— start DATA —
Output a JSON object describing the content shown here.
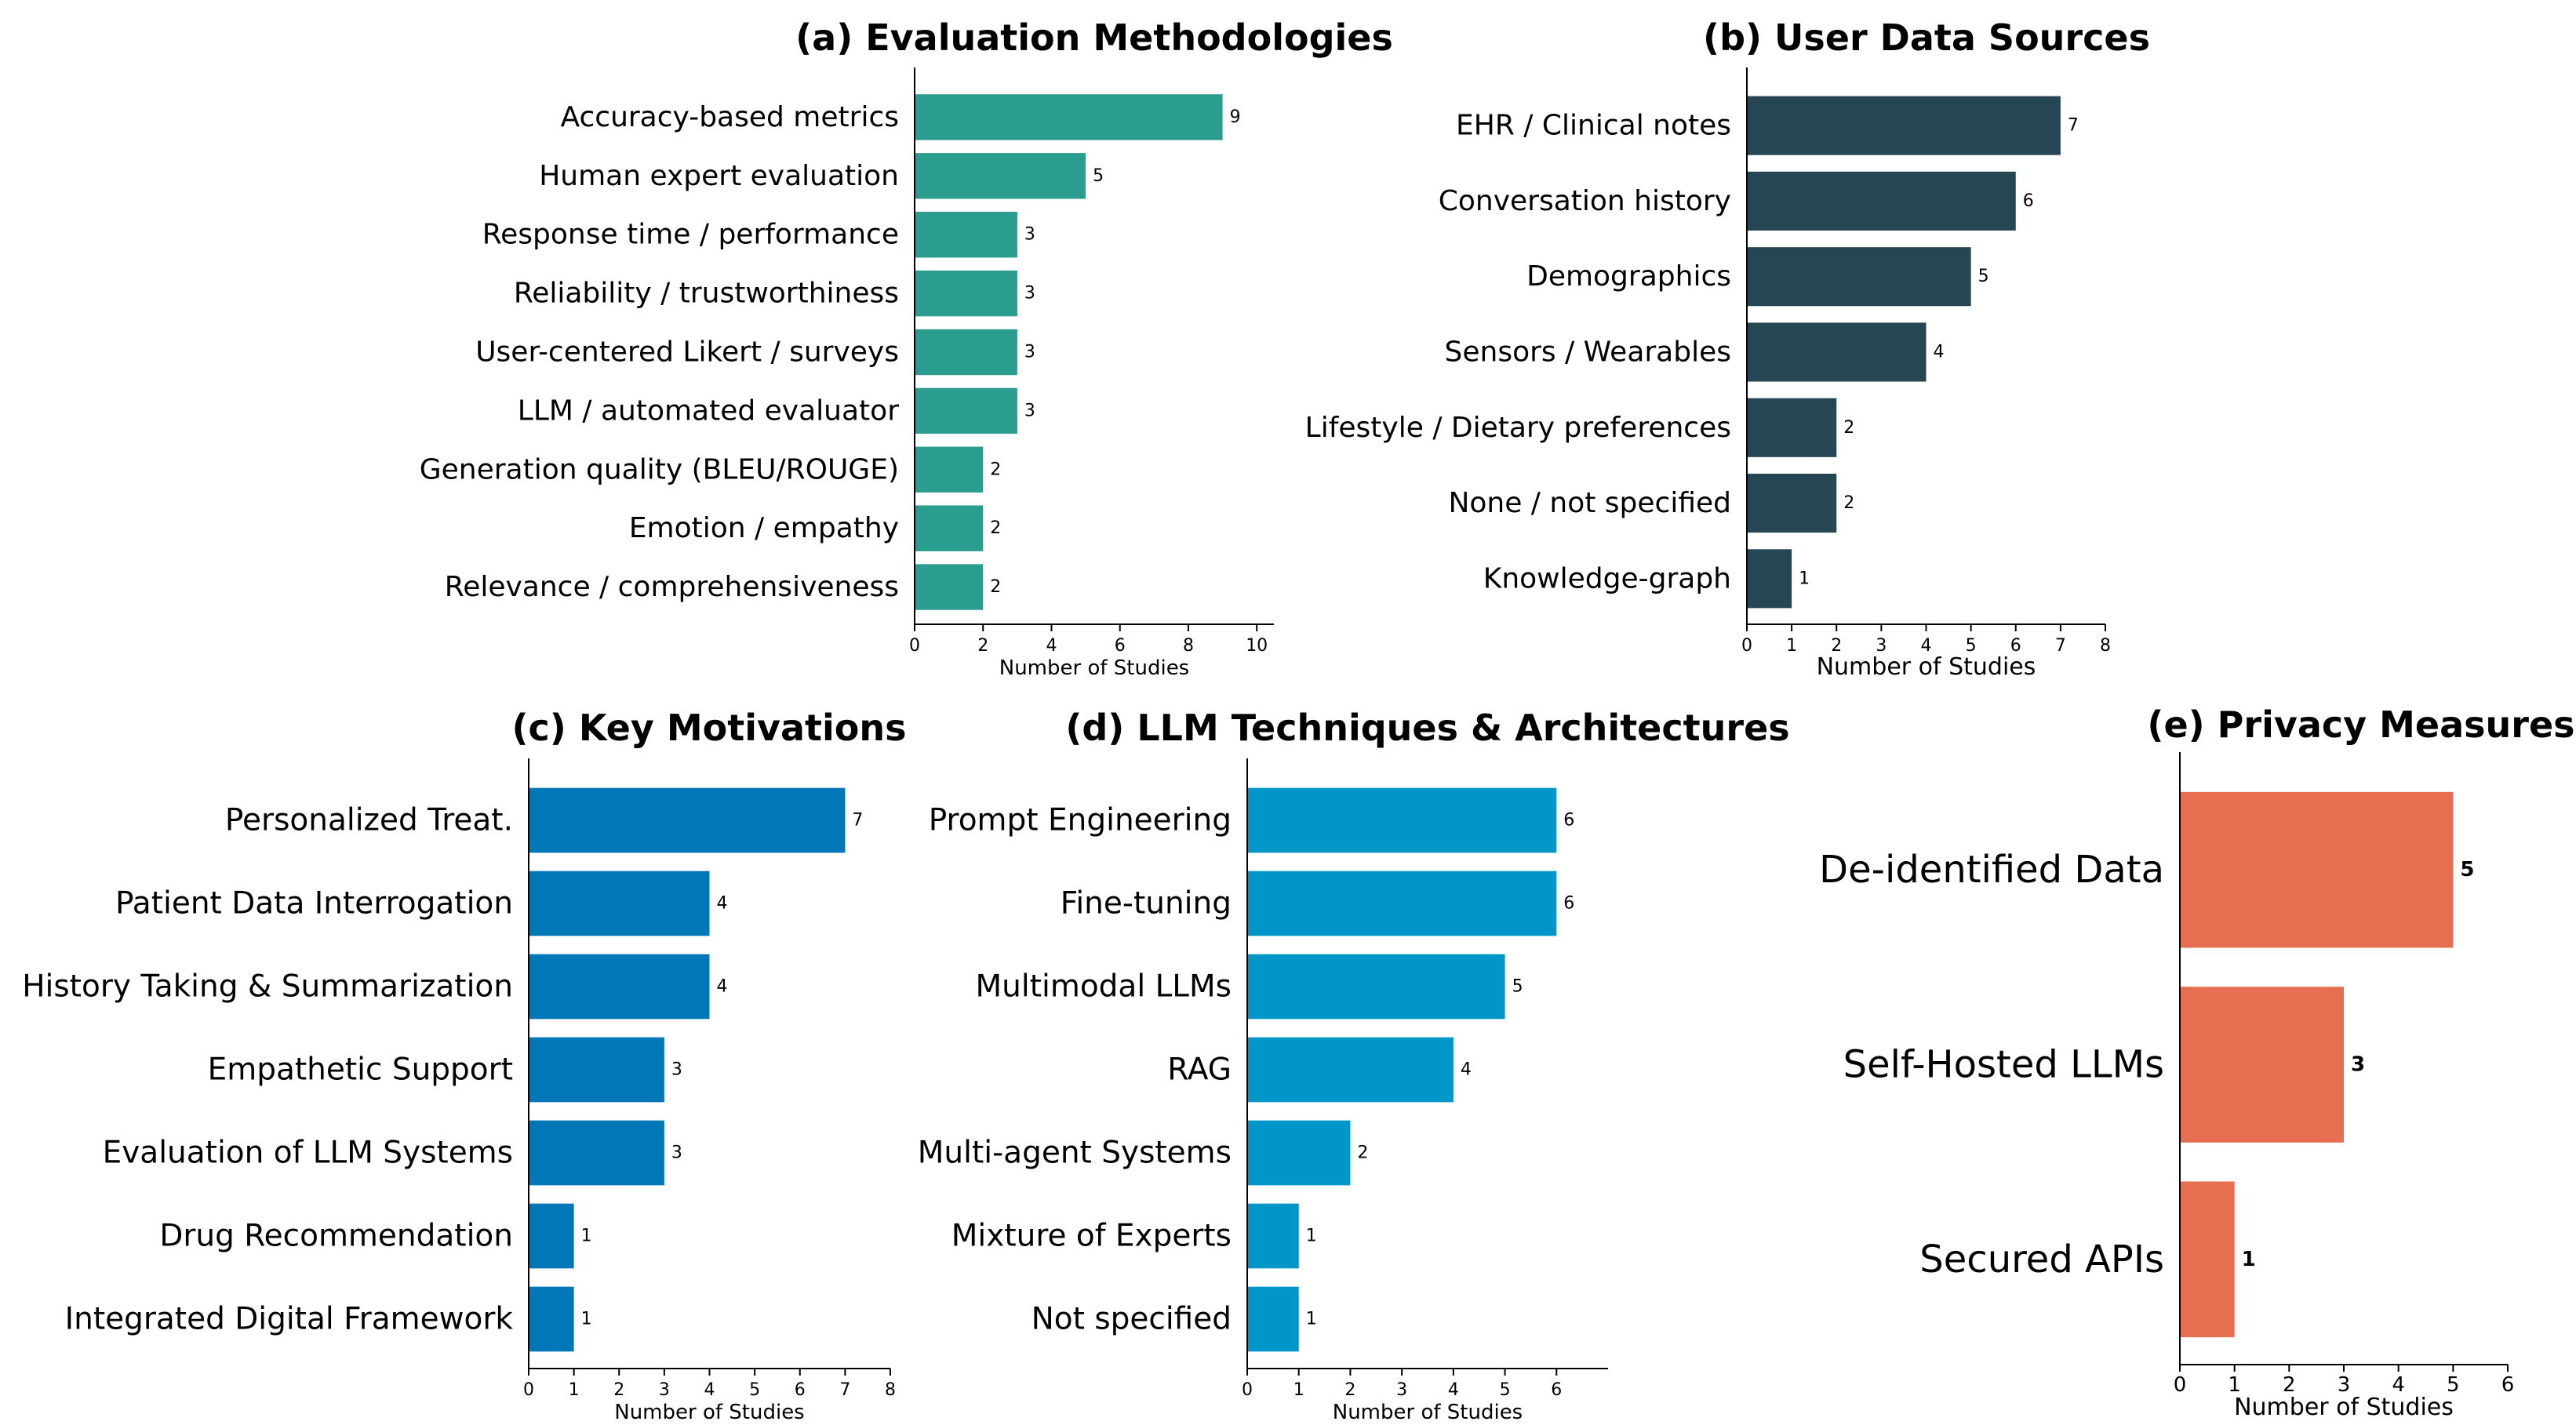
{
  "chart_data": [
    {
      "id": "a",
      "type": "bar",
      "orientation": "horizontal",
      "title": "(a) Evaluation Methodologies",
      "xlabel": "Number of Studies",
      "ylabel": "",
      "xlim": [
        0,
        10.5
      ],
      "xticks": [
        0,
        2,
        4,
        6,
        8,
        10
      ],
      "color": "#2a9d8f",
      "categories": [
        "Accuracy-based metrics",
        "Human expert evaluation",
        "Response time / performance",
        "Reliability / trustworthiness",
        "User-centered Likert / surveys",
        "LLM / automated evaluator",
        "Generation quality (BLEU/ROUGE)",
        "Emotion / empathy",
        "Relevance / comprehensiveness"
      ],
      "values": [
        9,
        5,
        3,
        3,
        3,
        3,
        2,
        2,
        2
      ],
      "grid": false
    },
    {
      "id": "b",
      "type": "bar",
      "orientation": "horizontal",
      "title": "(b) User Data Sources",
      "xlabel": "Number of Studies",
      "ylabel": "",
      "xlim": [
        0,
        8
      ],
      "xticks": [
        0,
        1,
        2,
        3,
        4,
        5,
        6,
        7,
        8
      ],
      "color": "#264653",
      "categories": [
        "EHR / Clinical notes",
        "Conversation history",
        "Demographics",
        "Sensors / Wearables",
        "Lifestyle / Dietary preferences",
        "None / not specified",
        "Knowledge-graph"
      ],
      "values": [
        7,
        6,
        5,
        4,
        2,
        2,
        1
      ],
      "grid": false
    },
    {
      "id": "c",
      "type": "bar",
      "orientation": "horizontal",
      "title": "(c) Key Motivations",
      "xlabel": "Number of Studies",
      "ylabel": "",
      "xlim": [
        0,
        8
      ],
      "xticks": [
        0,
        1,
        2,
        3,
        4,
        5,
        6,
        7,
        8
      ],
      "color": "#0077b6",
      "categories": [
        "Personalized Treat.",
        "Patient Data Interrogation",
        "History Taking & Summarization",
        "Empathetic Support",
        "Evaluation of LLM Systems",
        "Drug Recommendation",
        "Integrated Digital Framework"
      ],
      "values": [
        7,
        4,
        4,
        3,
        3,
        1,
        1
      ],
      "grid": false
    },
    {
      "id": "d",
      "type": "bar",
      "orientation": "horizontal",
      "title": "(d) LLM Techniques & Architectures",
      "xlabel": "Number of Studies",
      "ylabel": "",
      "xlim": [
        0,
        7
      ],
      "xticks": [
        0,
        1,
        2,
        3,
        4,
        5,
        6
      ],
      "color": "#0096c7",
      "categories": [
        "Prompt Engineering",
        "Fine-tuning",
        "Multimodal LLMs",
        "RAG",
        "Multi-agent Systems",
        "Mixture of Experts",
        "Not specified"
      ],
      "values": [
        6,
        6,
        5,
        4,
        2,
        1,
        1
      ],
      "grid": false
    },
    {
      "id": "e",
      "type": "bar",
      "orientation": "horizontal",
      "title": "(e) Privacy Measures",
      "xlabel": "Number of Studies",
      "ylabel": "",
      "xlim": [
        0,
        6
      ],
      "xticks": [
        0,
        1,
        2,
        3,
        4,
        5,
        6
      ],
      "color": "#e76f51",
      "categories": [
        "De-identified Data",
        "Self-Hosted LLMs",
        "Secured APIs"
      ],
      "values": [
        5,
        3,
        1
      ],
      "value_labels_bold": true,
      "grid": false
    }
  ]
}
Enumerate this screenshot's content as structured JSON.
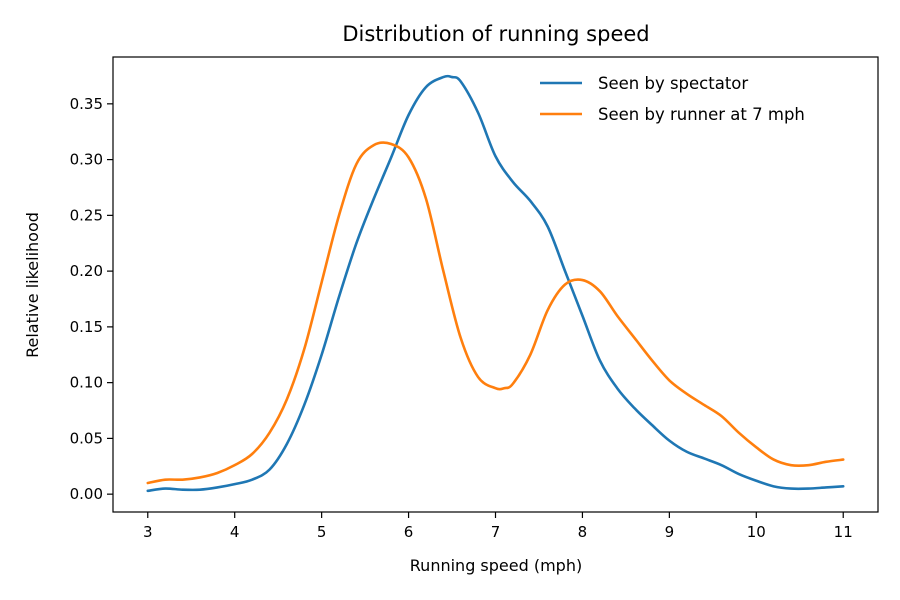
{
  "chart_data": {
    "type": "line",
    "title": "Distribution of running speed",
    "xlabel": "Running speed (mph)",
    "ylabel": "Relative likelihood",
    "xlim": [
      2.6,
      11.4
    ],
    "ylim": [
      -0.016,
      0.392
    ],
    "xticks": [
      3,
      4,
      5,
      6,
      7,
      8,
      9,
      10,
      11
    ],
    "xtick_labels": [
      "3",
      "4",
      "5",
      "6",
      "7",
      "8",
      "9",
      "10",
      "11"
    ],
    "yticks": [
      0.0,
      0.05,
      0.1,
      0.15,
      0.2,
      0.25,
      0.3,
      0.35
    ],
    "ytick_labels": [
      "0.00",
      "0.05",
      "0.10",
      "0.15",
      "0.20",
      "0.25",
      "0.30",
      "0.35"
    ],
    "grid": false,
    "legend_position": "top-right",
    "series": [
      {
        "name": "Seen by spectator",
        "color": "#1f77b4",
        "x": [
          3.0,
          3.2,
          3.4,
          3.6,
          3.8,
          4.0,
          4.2,
          4.4,
          4.6,
          4.8,
          5.0,
          5.2,
          5.4,
          5.6,
          5.8,
          6.0,
          6.2,
          6.4,
          6.5,
          6.6,
          6.8,
          7.0,
          7.2,
          7.4,
          7.6,
          7.8,
          8.0,
          8.2,
          8.4,
          8.6,
          8.8,
          9.0,
          9.2,
          9.4,
          9.6,
          9.8,
          10.0,
          10.2,
          10.4,
          10.6,
          10.8,
          11.0
        ],
        "y": [
          0.003,
          0.005,
          0.004,
          0.004,
          0.006,
          0.009,
          0.013,
          0.022,
          0.045,
          0.08,
          0.125,
          0.177,
          0.225,
          0.265,
          0.302,
          0.34,
          0.365,
          0.374,
          0.374,
          0.37,
          0.342,
          0.303,
          0.28,
          0.263,
          0.24,
          0.2,
          0.16,
          0.12,
          0.095,
          0.077,
          0.062,
          0.048,
          0.038,
          0.032,
          0.026,
          0.018,
          0.012,
          0.007,
          0.005,
          0.005,
          0.006,
          0.007
        ]
      },
      {
        "name": "Seen by runner at 7 mph",
        "color": "#ff7f0e",
        "x": [
          3.0,
          3.2,
          3.4,
          3.6,
          3.8,
          4.0,
          4.2,
          4.4,
          4.6,
          4.8,
          5.0,
          5.2,
          5.4,
          5.6,
          5.8,
          6.0,
          6.2,
          6.4,
          6.6,
          6.8,
          7.0,
          7.1,
          7.2,
          7.4,
          7.6,
          7.8,
          8.0,
          8.2,
          8.4,
          8.6,
          8.8,
          9.0,
          9.2,
          9.4,
          9.6,
          9.8,
          10.0,
          10.2,
          10.4,
          10.6,
          10.8,
          11.0
        ],
        "y": [
          0.01,
          0.013,
          0.013,
          0.015,
          0.019,
          0.026,
          0.036,
          0.055,
          0.085,
          0.13,
          0.19,
          0.25,
          0.296,
          0.313,
          0.314,
          0.302,
          0.265,
          0.2,
          0.14,
          0.105,
          0.095,
          0.095,
          0.099,
          0.125,
          0.165,
          0.188,
          0.192,
          0.182,
          0.16,
          0.14,
          0.12,
          0.102,
          0.09,
          0.08,
          0.07,
          0.055,
          0.042,
          0.031,
          0.026,
          0.026,
          0.029,
          0.031
        ]
      }
    ]
  }
}
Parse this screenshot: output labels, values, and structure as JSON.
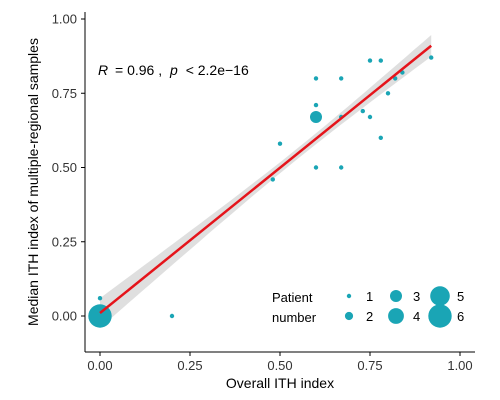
{
  "chart_data": {
    "type": "scatter",
    "xlabel": "Overall ITH index",
    "ylabel": "Median ITH index of multiple-regional samples",
    "xlim": [
      -0.03,
      1.03
    ],
    "ylim": [
      -0.06,
      1.03
    ],
    "x_ticks": [
      "0.00",
      "0.25",
      "0.50",
      "0.75",
      "1.00"
    ],
    "y_ticks": [
      "0.00",
      "0.25",
      "0.50",
      "0.75",
      "1.00"
    ],
    "x_tick_values": [
      0,
      0.25,
      0.5,
      0.75,
      1.0
    ],
    "y_tick_values": [
      0,
      0.25,
      0.5,
      0.75,
      1.0
    ],
    "annotation": {
      "r_label": "R",
      "r_value": "= 0.96 ,",
      "p_label": "p",
      "p_value": "< 2.2e−16"
    },
    "points": [
      {
        "x": 0.0,
        "y": 0.0,
        "n": 6
      },
      {
        "x": 0.0,
        "y": 0.06,
        "n": 1
      },
      {
        "x": 0.2,
        "y": 0.0,
        "n": 1
      },
      {
        "x": 0.48,
        "y": 0.46,
        "n": 1
      },
      {
        "x": 0.5,
        "y": 0.58,
        "n": 1
      },
      {
        "x": 0.6,
        "y": 0.5,
        "n": 1
      },
      {
        "x": 0.6,
        "y": 0.67,
        "n": 3
      },
      {
        "x": 0.6,
        "y": 0.71,
        "n": 1
      },
      {
        "x": 0.6,
        "y": 0.8,
        "n": 1
      },
      {
        "x": 0.67,
        "y": 0.5,
        "n": 1
      },
      {
        "x": 0.67,
        "y": 0.8,
        "n": 1
      },
      {
        "x": 0.67,
        "y": 0.67,
        "n": 1
      },
      {
        "x": 0.73,
        "y": 0.69,
        "n": 1
      },
      {
        "x": 0.75,
        "y": 0.67,
        "n": 1
      },
      {
        "x": 0.75,
        "y": 0.86,
        "n": 1
      },
      {
        "x": 0.78,
        "y": 0.6,
        "n": 1
      },
      {
        "x": 0.78,
        "y": 0.86,
        "n": 1
      },
      {
        "x": 0.8,
        "y": 0.75,
        "n": 1
      },
      {
        "x": 0.82,
        "y": 0.8,
        "n": 1
      },
      {
        "x": 0.84,
        "y": 0.82,
        "n": 1
      },
      {
        "x": 0.92,
        "y": 0.87,
        "n": 1
      }
    ],
    "fit": {
      "x0": 0.0,
      "y0": 0.01,
      "x1": 0.92,
      "y1": 0.91
    },
    "legend": {
      "title_line1": "Patient",
      "title_line2": "number",
      "sizes": [
        1,
        2,
        3,
        4,
        5,
        6
      ],
      "labels": [
        "1",
        "2",
        "3",
        "4",
        "5",
        "6"
      ],
      "position": "bottom-right"
    },
    "colors": {
      "point": "#1aa5b5",
      "fit_line": "#e5141b",
      "band": "#c9c9c9"
    },
    "grid": false
  }
}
— end DATA —
**WHAT THE EXERCISE ASKS:** Read through the entries and copy each line in which "screenshot" appears.

**EXERCISE SOLUTION:**
Enumerate this screenshot's content as structured JSON.
Parse this screenshot: output labels, values, and structure as JSON.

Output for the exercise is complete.